_WHAT YOU HAVE TO DO_:
All the records that follow need to be reproduced exactly. Omit the images.

Stored items from a collection:

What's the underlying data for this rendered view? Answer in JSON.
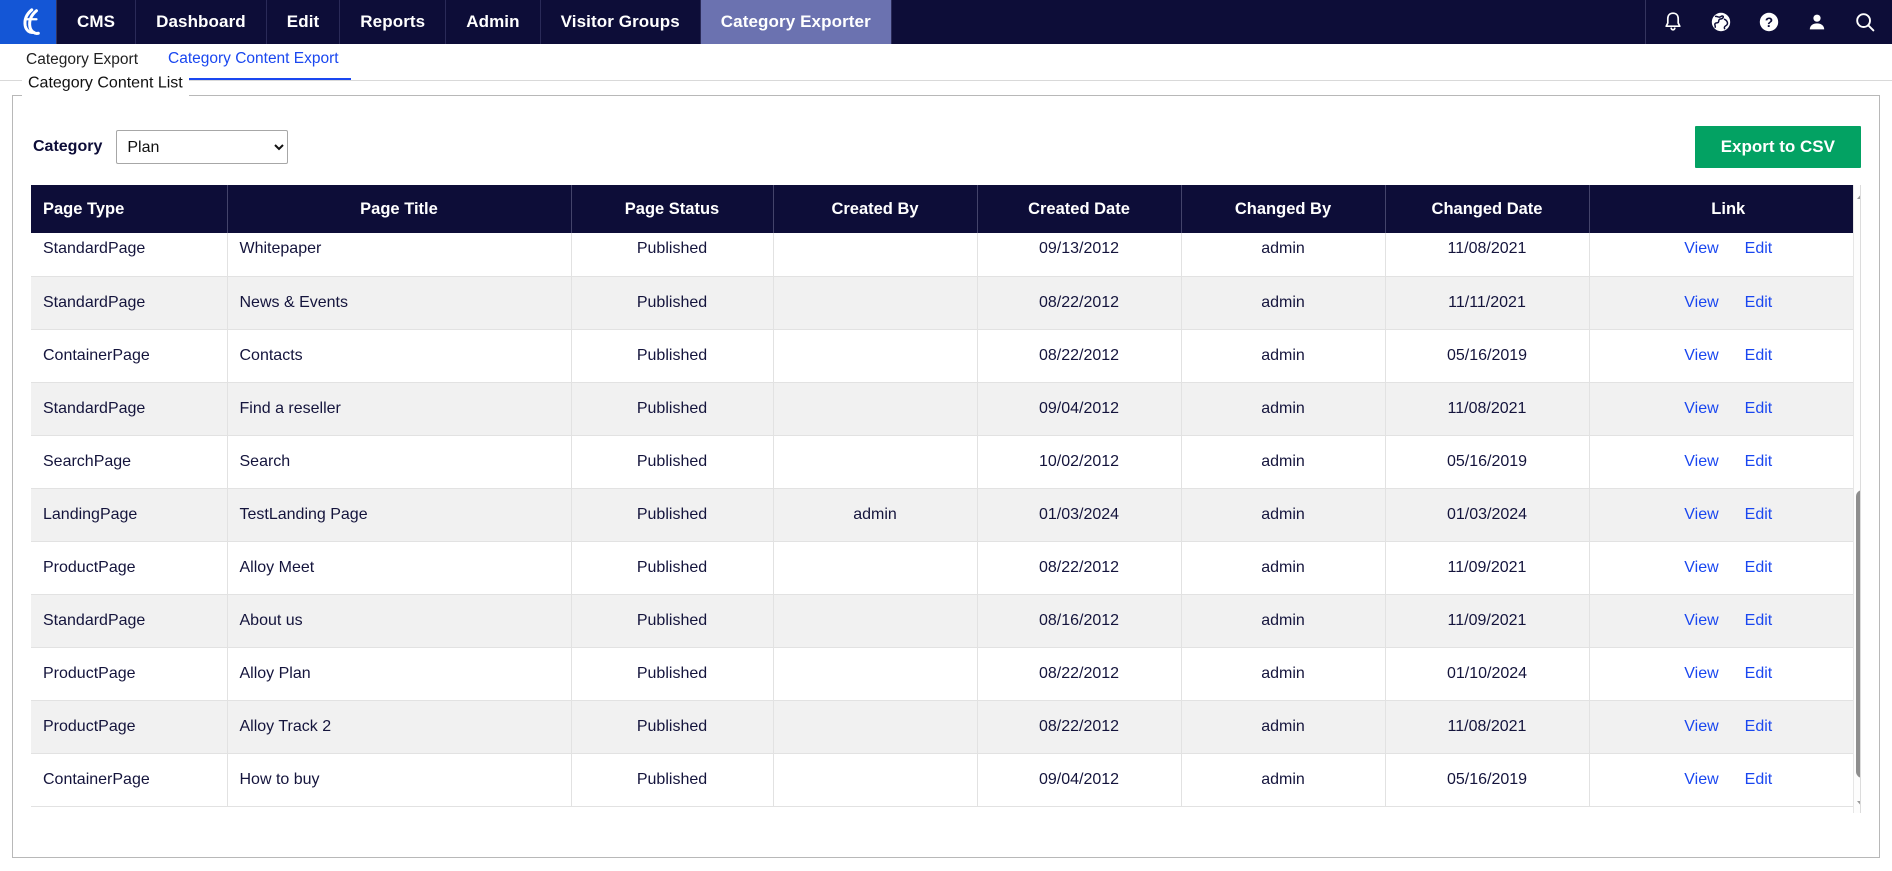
{
  "topnav": {
    "logo_name": "episerver-logo",
    "items": [
      {
        "label": "CMS",
        "active": false
      },
      {
        "label": "Dashboard",
        "active": false
      },
      {
        "label": "Edit",
        "active": false
      },
      {
        "label": "Reports",
        "active": false
      },
      {
        "label": "Admin",
        "active": false
      },
      {
        "label": "Visitor Groups",
        "active": false
      },
      {
        "label": "Category Exporter",
        "active": true
      }
    ],
    "icons": [
      {
        "name": "bell-icon"
      },
      {
        "name": "globe-icon"
      },
      {
        "name": "help-circle-icon"
      },
      {
        "name": "user-icon"
      },
      {
        "name": "search-icon"
      }
    ],
    "active_bg": "#6b72b0",
    "bar_bg": "#0d0d38",
    "logo_bg": "#1456d6"
  },
  "subtabs": [
    {
      "label": "Category Export",
      "active": false
    },
    {
      "label": "Category Content Export",
      "active": true
    }
  ],
  "panel": {
    "legend": "Category Content List"
  },
  "controls": {
    "category_label": "Category",
    "category_value": "Plan",
    "category_options": [
      "Plan"
    ],
    "export_label": "Export to CSV",
    "export_color": "#03a263"
  },
  "table": {
    "columns": [
      "Page Type",
      "Page Title",
      "Page Status",
      "Created By",
      "Created Date",
      "Changed By",
      "Changed Date",
      "Link"
    ],
    "link_labels": {
      "view": "View",
      "edit": "Edit"
    },
    "link_color": "#1a47f0",
    "header_bg": "#0d0d38",
    "rows": [
      {
        "page_type": "StandardPage",
        "page_title": "Whitepaper",
        "page_status": "Published",
        "created_by": "",
        "created_date": "09/13/2012",
        "changed_by": "admin",
        "changed_date": "11/08/2021"
      },
      {
        "page_type": "StandardPage",
        "page_title": "News & Events",
        "page_status": "Published",
        "created_by": "",
        "created_date": "08/22/2012",
        "changed_by": "admin",
        "changed_date": "11/11/2021"
      },
      {
        "page_type": "ContainerPage",
        "page_title": "Contacts",
        "page_status": "Published",
        "created_by": "",
        "created_date": "08/22/2012",
        "changed_by": "admin",
        "changed_date": "05/16/2019"
      },
      {
        "page_type": "StandardPage",
        "page_title": "Find a reseller",
        "page_status": "Published",
        "created_by": "",
        "created_date": "09/04/2012",
        "changed_by": "admin",
        "changed_date": "11/08/2021"
      },
      {
        "page_type": "SearchPage",
        "page_title": "Search",
        "page_status": "Published",
        "created_by": "",
        "created_date": "10/02/2012",
        "changed_by": "admin",
        "changed_date": "05/16/2019"
      },
      {
        "page_type": "LandingPage",
        "page_title": "TestLanding Page",
        "page_status": "Published",
        "created_by": "admin",
        "created_date": "01/03/2024",
        "changed_by": "admin",
        "changed_date": "01/03/2024"
      },
      {
        "page_type": "ProductPage",
        "page_title": "Alloy Meet",
        "page_status": "Published",
        "created_by": "",
        "created_date": "08/22/2012",
        "changed_by": "admin",
        "changed_date": "11/09/2021"
      },
      {
        "page_type": "StandardPage",
        "page_title": "About us",
        "page_status": "Published",
        "created_by": "",
        "created_date": "08/16/2012",
        "changed_by": "admin",
        "changed_date": "11/09/2021"
      },
      {
        "page_type": "ProductPage",
        "page_title": "Alloy Plan",
        "page_status": "Published",
        "created_by": "",
        "created_date": "08/22/2012",
        "changed_by": "admin",
        "changed_date": "01/10/2024"
      },
      {
        "page_type": "ProductPage",
        "page_title": "Alloy Track 2",
        "page_status": "Published",
        "created_by": "",
        "created_date": "08/22/2012",
        "changed_by": "admin",
        "changed_date": "11/08/2021"
      },
      {
        "page_type": "ContainerPage",
        "page_title": "How to buy",
        "page_status": "Published",
        "created_by": "",
        "created_date": "09/04/2012",
        "changed_by": "admin",
        "changed_date": "05/16/2019"
      }
    ]
  },
  "scrollbar": {
    "up_arrow": "scroll-up-arrow",
    "down_arrow": "scroll-down-arrow",
    "thumb": "scroll-thumb"
  }
}
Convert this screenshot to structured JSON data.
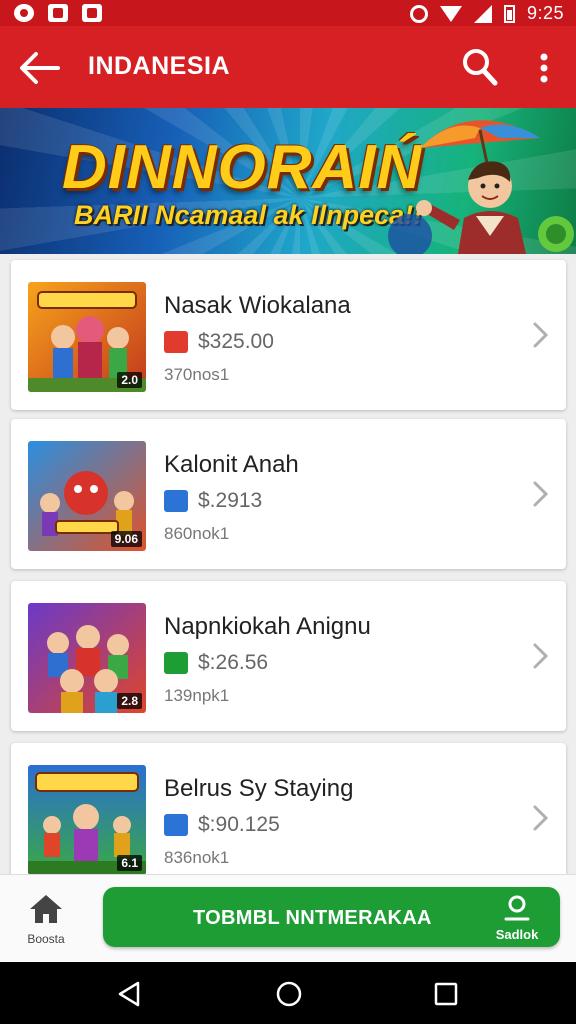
{
  "status_bar": {
    "time": "9:25",
    "left_icons": [
      "close-circle-icon",
      "notification-icon",
      "check-icon"
    ],
    "right_icons": [
      "alarm-icon",
      "wifi-icon",
      "signal-icon",
      "battery-icon"
    ]
  },
  "app_bar": {
    "title": "INDANESIA",
    "background": "#d62023",
    "icons": [
      "back-arrow-icon",
      "search-icon",
      "more-vert-icon"
    ]
  },
  "banner": {
    "title": "DINNORAIŃ",
    "subtitle": "BARII Ncamaal ak Ilnpeca!!"
  },
  "items": [
    {
      "title": "Nasak Wiokalana",
      "price": "$325.00",
      "meta": "370nos1",
      "badge": "2.0",
      "price_icon_color": "#e23b2e"
    },
    {
      "title": "Kalonit Anah",
      "price": "$.2913",
      "meta": "860nok1",
      "badge": "9.06",
      "price_icon_color": "#2b74d6"
    },
    {
      "title": "Napnkiokah Anignu",
      "price": "$:26.56",
      "meta": "139npk1",
      "badge": "2.8",
      "price_icon_color": "#1e9d35"
    },
    {
      "title": "Belrus Sy Staying",
      "price": "$:90.125",
      "meta": "836nok1",
      "badge": "6.1",
      "price_icon_color": "#2b74d6"
    }
  ],
  "bottom_bar": {
    "home_label": "Boosta",
    "cta_label": "TOBMBL NNTMERAKAA",
    "cta_side_label": "Sadlok",
    "cta_color": "#1e9d35"
  },
  "nav_bar": {
    "icons": [
      "nav-back-icon",
      "nav-home-icon",
      "nav-recent-icon"
    ]
  }
}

_EXERCISE RESULT_:
What's the underlying data for this rendered view? Answer in JSON.
{
  "topnav": {
    "logo_name": "episerver-logo",
    "items": [
      {
        "label": "CMS",
        "active": false
      },
      {
        "label": "Dashboard",
        "active": false
      },
      {
        "label": "Edit",
        "active": false
      },
      {
        "label": "Reports",
        "active": false
      },
      {
        "label": "Admin",
        "active": false
      },
      {
        "label": "Visitor Groups",
        "active": false
      },
      {
        "label": "Category Exporter",
        "active": true
      }
    ],
    "icons": [
      {
        "name": "bell-icon"
      },
      {
        "name": "globe-icon"
      },
      {
        "name": "help-circle-icon"
      },
      {
        "name": "user-icon"
      },
      {
        "name": "search-icon"
      }
    ],
    "active_bg": "#6b72b0",
    "bar_bg": "#0d0d38",
    "logo_bg": "#1456d6"
  },
  "subtabs": [
    {
      "label": "Category Export",
      "active": false
    },
    {
      "label": "Category Content Export",
      "active": true
    }
  ],
  "panel": {
    "legend": "Category Content List"
  },
  "controls": {
    "category_label": "Category",
    "category_value": "Plan",
    "category_options": [
      "Plan"
    ],
    "export_label": "Export to CSV",
    "export_color": "#03a263"
  },
  "table": {
    "columns": [
      "Page Type",
      "Page Title",
      "Page Status",
      "Created By",
      "Created Date",
      "Changed By",
      "Changed Date",
      "Link"
    ],
    "link_labels": {
      "view": "View",
      "edit": "Edit"
    },
    "link_color": "#1a47f0",
    "header_bg": "#0d0d38",
    "rows": [
      {
        "page_type": "StandardPage",
        "page_title": "Whitepaper",
        "page_status": "Published",
        "created_by": "",
        "created_date": "09/13/2012",
        "changed_by": "admin",
        "changed_date": "11/08/2021"
      },
      {
        "page_type": "StandardPage",
        "page_title": "News & Events",
        "page_status": "Published",
        "created_by": "",
        "created_date": "08/22/2012",
        "changed_by": "admin",
        "changed_date": "11/11/2021"
      },
      {
        "page_type": "ContainerPage",
        "page_title": "Contacts",
        "page_status": "Published",
        "created_by": "",
        "created_date": "08/22/2012",
        "changed_by": "admin",
        "changed_date": "05/16/2019"
      },
      {
        "page_type": "StandardPage",
        "page_title": "Find a reseller",
        "page_status": "Published",
        "created_by": "",
        "created_date": "09/04/2012",
        "changed_by": "admin",
        "changed_date": "11/08/2021"
      },
      {
        "page_type": "SearchPage",
        "page_title": "Search",
        "page_status": "Published",
        "created_by": "",
        "created_date": "10/02/2012",
        "changed_by": "admin",
        "changed_date": "05/16/2019"
      },
      {
        "page_type": "LandingPage",
        "page_title": "TestLanding Page",
        "page_status": "Published",
        "created_by": "admin",
        "created_date": "01/03/2024",
        "changed_by": "admin",
        "changed_date": "01/03/2024"
      },
      {
        "page_type": "ProductPage",
        "page_title": "Alloy Meet",
        "page_status": "Published",
        "created_by": "",
        "created_date": "08/22/2012",
        "changed_by": "admin",
        "changed_date": "11/09/2021"
      },
      {
        "page_type": "StandardPage",
        "page_title": "About us",
        "page_status": "Published",
        "created_by": "",
        "created_date": "08/16/2012",
        "changed_by": "admin",
        "changed_date": "11/09/2021"
      },
      {
        "page_type": "ProductPage",
        "page_title": "Alloy Plan",
        "page_status": "Published",
        "created_by": "",
        "created_date": "08/22/2012",
        "changed_by": "admin",
        "changed_date": "01/10/2024"
      },
      {
        "page_type": "ProductPage",
        "page_title": "Alloy Track 2",
        "page_status": "Published",
        "created_by": "",
        "created_date": "08/22/2012",
        "changed_by": "admin",
        "changed_date": "11/08/2021"
      },
      {
        "page_type": "ContainerPage",
        "page_title": "How to buy",
        "page_status": "Published",
        "created_by": "",
        "created_date": "09/04/2012",
        "changed_by": "admin",
        "changed_date": "05/16/2019"
      }
    ]
  },
  "scrollbar": {
    "up_arrow": "scroll-up-arrow",
    "down_arrow": "scroll-down-arrow",
    "thumb": "scroll-thumb"
  }
}
Convert this screenshot to structured JSON data.
{
  "status_bar": {
    "time": "9:25",
    "left_icons": [
      "close-circle-icon",
      "notification-icon",
      "check-icon"
    ],
    "right_icons": [
      "alarm-icon",
      "wifi-icon",
      "signal-icon",
      "battery-icon"
    ]
  },
  "app_bar": {
    "title": "INDANESIA",
    "background": "#d62023",
    "icons": [
      "back-arrow-icon",
      "search-icon",
      "more-vert-icon"
    ]
  },
  "banner": {
    "title": "DINNORAIŃ",
    "subtitle": "BARII Ncamaal ak Ilnpeca!!"
  },
  "items": [
    {
      "title": "Nasak Wiokalana",
      "price": "$325.00",
      "meta": "370nos1",
      "badge": "2.0",
      "price_icon_color": "#e23b2e"
    },
    {
      "title": "Kalonit Anah",
      "price": "$.2913",
      "meta": "860nok1",
      "badge": "9.06",
      "price_icon_color": "#2b74d6"
    },
    {
      "title": "Napnkiokah Anignu",
      "price": "$:26.56",
      "meta": "139npk1",
      "badge": "2.8",
      "price_icon_color": "#1e9d35"
    },
    {
      "title": "Belrus Sy Staying",
      "price": "$:90.125",
      "meta": "836nok1",
      "badge": "6.1",
      "price_icon_color": "#2b74d6"
    }
  ],
  "bottom_bar": {
    "home_label": "Boosta",
    "cta_label": "TOBMBL NNTMERAKAA",
    "cta_side_label": "Sadlok",
    "cta_color": "#1e9d35"
  },
  "nav_bar": {
    "icons": [
      "nav-back-icon",
      "nav-home-icon",
      "nav-recent-icon"
    ]
  }
}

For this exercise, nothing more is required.